Data records:
───
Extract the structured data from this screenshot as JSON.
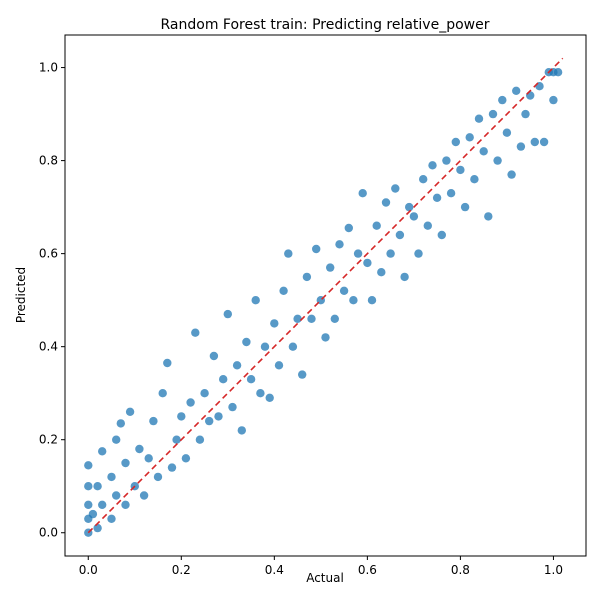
{
  "chart_data": {
    "type": "scatter",
    "title": "Random Forest train: Predicting relative_power",
    "xlabel": "Actual",
    "ylabel": "Predicted",
    "xlim": [
      -0.05,
      1.07
    ],
    "ylim": [
      -0.05,
      1.07
    ],
    "xticks": [
      "0.0",
      "0.2",
      "0.4",
      "0.6",
      "0.8",
      "1.0"
    ],
    "yticks": [
      "0.0",
      "0.2",
      "0.4",
      "0.6",
      "0.8",
      "1.0"
    ],
    "grid": false,
    "point_color": "#1f77b4",
    "reference_line": {
      "style": "dashed",
      "color": "#d62728",
      "x": [
        0.0,
        1.02
      ],
      "y": [
        0.0,
        1.02
      ]
    },
    "series": [
      {
        "points": [
          [
            0.0,
            0.0
          ],
          [
            0.0,
            0.03
          ],
          [
            0.0,
            0.06
          ],
          [
            0.0,
            0.1
          ],
          [
            0.0,
            0.145
          ],
          [
            0.01,
            0.04
          ],
          [
            0.02,
            0.01
          ],
          [
            0.02,
            0.1
          ],
          [
            0.03,
            0.06
          ],
          [
            0.03,
            0.175
          ],
          [
            0.05,
            0.03
          ],
          [
            0.05,
            0.12
          ],
          [
            0.06,
            0.08
          ],
          [
            0.06,
            0.2
          ],
          [
            0.07,
            0.235
          ],
          [
            0.08,
            0.06
          ],
          [
            0.08,
            0.15
          ],
          [
            0.09,
            0.26
          ],
          [
            0.1,
            0.1
          ],
          [
            0.11,
            0.18
          ],
          [
            0.12,
            0.08
          ],
          [
            0.13,
            0.16
          ],
          [
            0.14,
            0.24
          ],
          [
            0.15,
            0.12
          ],
          [
            0.16,
            0.3
          ],
          [
            0.17,
            0.365
          ],
          [
            0.18,
            0.14
          ],
          [
            0.19,
            0.2
          ],
          [
            0.2,
            0.25
          ],
          [
            0.21,
            0.16
          ],
          [
            0.22,
            0.28
          ],
          [
            0.23,
            0.43
          ],
          [
            0.24,
            0.2
          ],
          [
            0.25,
            0.3
          ],
          [
            0.26,
            0.24
          ],
          [
            0.27,
            0.38
          ],
          [
            0.28,
            0.25
          ],
          [
            0.29,
            0.33
          ],
          [
            0.3,
            0.47
          ],
          [
            0.31,
            0.27
          ],
          [
            0.32,
            0.36
          ],
          [
            0.33,
            0.22
          ],
          [
            0.34,
            0.41
          ],
          [
            0.35,
            0.33
          ],
          [
            0.36,
            0.5
          ],
          [
            0.37,
            0.3
          ],
          [
            0.38,
            0.4
          ],
          [
            0.39,
            0.29
          ],
          [
            0.4,
            0.45
          ],
          [
            0.41,
            0.36
          ],
          [
            0.42,
            0.52
          ],
          [
            0.43,
            0.6
          ],
          [
            0.44,
            0.4
          ],
          [
            0.45,
            0.46
          ],
          [
            0.46,
            0.34
          ],
          [
            0.47,
            0.55
          ],
          [
            0.48,
            0.46
          ],
          [
            0.49,
            0.61
          ],
          [
            0.5,
            0.5
          ],
          [
            0.51,
            0.42
          ],
          [
            0.52,
            0.57
          ],
          [
            0.53,
            0.46
          ],
          [
            0.54,
            0.62
          ],
          [
            0.55,
            0.52
          ],
          [
            0.56,
            0.655
          ],
          [
            0.57,
            0.5
          ],
          [
            0.58,
            0.6
          ],
          [
            0.59,
            0.73
          ],
          [
            0.6,
            0.58
          ],
          [
            0.61,
            0.5
          ],
          [
            0.62,
            0.66
          ],
          [
            0.63,
            0.56
          ],
          [
            0.64,
            0.71
          ],
          [
            0.65,
            0.6
          ],
          [
            0.66,
            0.74
          ],
          [
            0.67,
            0.64
          ],
          [
            0.68,
            0.55
          ],
          [
            0.69,
            0.7
          ],
          [
            0.7,
            0.68
          ],
          [
            0.71,
            0.6
          ],
          [
            0.72,
            0.76
          ],
          [
            0.73,
            0.66
          ],
          [
            0.74,
            0.79
          ],
          [
            0.75,
            0.72
          ],
          [
            0.76,
            0.64
          ],
          [
            0.77,
            0.8
          ],
          [
            0.78,
            0.73
          ],
          [
            0.79,
            0.84
          ],
          [
            0.8,
            0.78
          ],
          [
            0.81,
            0.7
          ],
          [
            0.82,
            0.85
          ],
          [
            0.83,
            0.76
          ],
          [
            0.84,
            0.89
          ],
          [
            0.85,
            0.82
          ],
          [
            0.86,
            0.68
          ],
          [
            0.87,
            0.9
          ],
          [
            0.88,
            0.8
          ],
          [
            0.89,
            0.93
          ],
          [
            0.9,
            0.86
          ],
          [
            0.91,
            0.77
          ],
          [
            0.92,
            0.95
          ],
          [
            0.93,
            0.83
          ],
          [
            0.94,
            0.9
          ],
          [
            0.95,
            0.94
          ],
          [
            0.96,
            0.84
          ],
          [
            0.97,
            0.96
          ],
          [
            0.98,
            0.84
          ],
          [
            0.99,
            0.99
          ],
          [
            1.0,
            0.93
          ],
          [
            1.0,
            0.99
          ],
          [
            1.01,
            0.99
          ]
        ]
      }
    ]
  }
}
───
Each record above is to be restated exactly, with its pictures removed from the copy.

## Response
Extract the structured data from this screenshot as JSON.
{
  "chart_data": {
    "type": "scatter",
    "title": "Random Forest train: Predicting relative_power",
    "xlabel": "Actual",
    "ylabel": "Predicted",
    "xlim": [
      -0.05,
      1.07
    ],
    "ylim": [
      -0.05,
      1.07
    ],
    "xticks": [
      "0.0",
      "0.2",
      "0.4",
      "0.6",
      "0.8",
      "1.0"
    ],
    "yticks": [
      "0.0",
      "0.2",
      "0.4",
      "0.6",
      "0.8",
      "1.0"
    ],
    "grid": false,
    "point_color": "#1f77b4",
    "reference_line": {
      "style": "dashed",
      "color": "#d62728",
      "x": [
        0.0,
        1.02
      ],
      "y": [
        0.0,
        1.02
      ]
    },
    "series": [
      {
        "points": [
          [
            0.0,
            0.0
          ],
          [
            0.0,
            0.03
          ],
          [
            0.0,
            0.06
          ],
          [
            0.0,
            0.1
          ],
          [
            0.0,
            0.145
          ],
          [
            0.01,
            0.04
          ],
          [
            0.02,
            0.01
          ],
          [
            0.02,
            0.1
          ],
          [
            0.03,
            0.06
          ],
          [
            0.03,
            0.175
          ],
          [
            0.05,
            0.03
          ],
          [
            0.05,
            0.12
          ],
          [
            0.06,
            0.08
          ],
          [
            0.06,
            0.2
          ],
          [
            0.07,
            0.235
          ],
          [
            0.08,
            0.06
          ],
          [
            0.08,
            0.15
          ],
          [
            0.09,
            0.26
          ],
          [
            0.1,
            0.1
          ],
          [
            0.11,
            0.18
          ],
          [
            0.12,
            0.08
          ],
          [
            0.13,
            0.16
          ],
          [
            0.14,
            0.24
          ],
          [
            0.15,
            0.12
          ],
          [
            0.16,
            0.3
          ],
          [
            0.17,
            0.365
          ],
          [
            0.18,
            0.14
          ],
          [
            0.19,
            0.2
          ],
          [
            0.2,
            0.25
          ],
          [
            0.21,
            0.16
          ],
          [
            0.22,
            0.28
          ],
          [
            0.23,
            0.43
          ],
          [
            0.24,
            0.2
          ],
          [
            0.25,
            0.3
          ],
          [
            0.26,
            0.24
          ],
          [
            0.27,
            0.38
          ],
          [
            0.28,
            0.25
          ],
          [
            0.29,
            0.33
          ],
          [
            0.3,
            0.47
          ],
          [
            0.31,
            0.27
          ],
          [
            0.32,
            0.36
          ],
          [
            0.33,
            0.22
          ],
          [
            0.34,
            0.41
          ],
          [
            0.35,
            0.33
          ],
          [
            0.36,
            0.5
          ],
          [
            0.37,
            0.3
          ],
          [
            0.38,
            0.4
          ],
          [
            0.39,
            0.29
          ],
          [
            0.4,
            0.45
          ],
          [
            0.41,
            0.36
          ],
          [
            0.42,
            0.52
          ],
          [
            0.43,
            0.6
          ],
          [
            0.44,
            0.4
          ],
          [
            0.45,
            0.46
          ],
          [
            0.46,
            0.34
          ],
          [
            0.47,
            0.55
          ],
          [
            0.48,
            0.46
          ],
          [
            0.49,
            0.61
          ],
          [
            0.5,
            0.5
          ],
          [
            0.51,
            0.42
          ],
          [
            0.52,
            0.57
          ],
          [
            0.53,
            0.46
          ],
          [
            0.54,
            0.62
          ],
          [
            0.55,
            0.52
          ],
          [
            0.56,
            0.655
          ],
          [
            0.57,
            0.5
          ],
          [
            0.58,
            0.6
          ],
          [
            0.59,
            0.73
          ],
          [
            0.6,
            0.58
          ],
          [
            0.61,
            0.5
          ],
          [
            0.62,
            0.66
          ],
          [
            0.63,
            0.56
          ],
          [
            0.64,
            0.71
          ],
          [
            0.65,
            0.6
          ],
          [
            0.66,
            0.74
          ],
          [
            0.67,
            0.64
          ],
          [
            0.68,
            0.55
          ],
          [
            0.69,
            0.7
          ],
          [
            0.7,
            0.68
          ],
          [
            0.71,
            0.6
          ],
          [
            0.72,
            0.76
          ],
          [
            0.73,
            0.66
          ],
          [
            0.74,
            0.79
          ],
          [
            0.75,
            0.72
          ],
          [
            0.76,
            0.64
          ],
          [
            0.77,
            0.8
          ],
          [
            0.78,
            0.73
          ],
          [
            0.79,
            0.84
          ],
          [
            0.8,
            0.78
          ],
          [
            0.81,
            0.7
          ],
          [
            0.82,
            0.85
          ],
          [
            0.83,
            0.76
          ],
          [
            0.84,
            0.89
          ],
          [
            0.85,
            0.82
          ],
          [
            0.86,
            0.68
          ],
          [
            0.87,
            0.9
          ],
          [
            0.88,
            0.8
          ],
          [
            0.89,
            0.93
          ],
          [
            0.9,
            0.86
          ],
          [
            0.91,
            0.77
          ],
          [
            0.92,
            0.95
          ],
          [
            0.93,
            0.83
          ],
          [
            0.94,
            0.9
          ],
          [
            0.95,
            0.94
          ],
          [
            0.96,
            0.84
          ],
          [
            0.97,
            0.96
          ],
          [
            0.98,
            0.84
          ],
          [
            0.99,
            0.99
          ],
          [
            1.0,
            0.93
          ],
          [
            1.0,
            0.99
          ],
          [
            1.01,
            0.99
          ]
        ]
      }
    ]
  }
}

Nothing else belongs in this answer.